■ Stated problem ■
For each line that holds "person", copy the line out.

(Stored data)
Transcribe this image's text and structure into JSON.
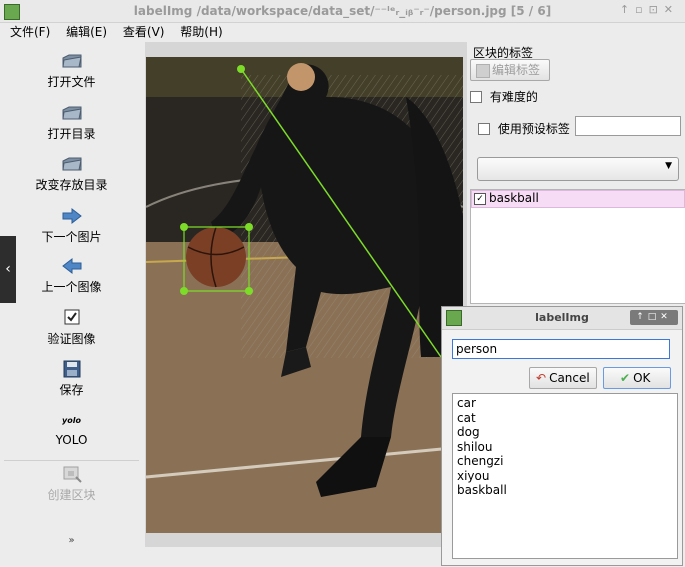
{
  "window": {
    "title": "labelImg /data/workspace/data_set/⁻⁻ˡᵉᵣ_ᵢᵦ⁻ᵣ⁻/person.jpg [5 / 6]"
  },
  "menu": {
    "items": [
      "文件(F)",
      "编辑(E)",
      "查看(V)",
      "帮助(H)"
    ]
  },
  "toolbar": {
    "open_file": "打开文件",
    "open_dir": "打开目录",
    "change_save_dir": "改变存放目录",
    "next_image": "下一个图片",
    "prev_image": "上一个图像",
    "verify_image": "验证图像",
    "save": "保存",
    "yolo_icon_text": "yolo",
    "yolo": "YOLO",
    "create_box": "创建区块"
  },
  "right_panel": {
    "box_labels_title": "区块的标签",
    "edit_label_button": "编辑标签",
    "difficult_label": "有难度的",
    "use_default_label": "使用预设标签",
    "default_label_value": "",
    "labels": [
      {
        "name": "baskball",
        "checked": true
      }
    ]
  },
  "dialog": {
    "title": "labelImg",
    "input_value": "person",
    "cancel_label": "Cancel",
    "ok_label": "OK",
    "options": [
      "car",
      "cat",
      "dog",
      "shilou",
      "chengzi",
      "xiyou",
      "baskball"
    ]
  },
  "colors": {
    "accent": "#3c78d8",
    "box_line": "#7cdc28",
    "selected_label_bg": "#f6dcf4"
  }
}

■ Response below ■
    "title": "labelImg /data/workspace/data_set/⁻⁻ˡᵉᵣ_ᵢᵦ⁻ᵣ⁻/person.jpg [5 / 6]"
    "input_value": "person",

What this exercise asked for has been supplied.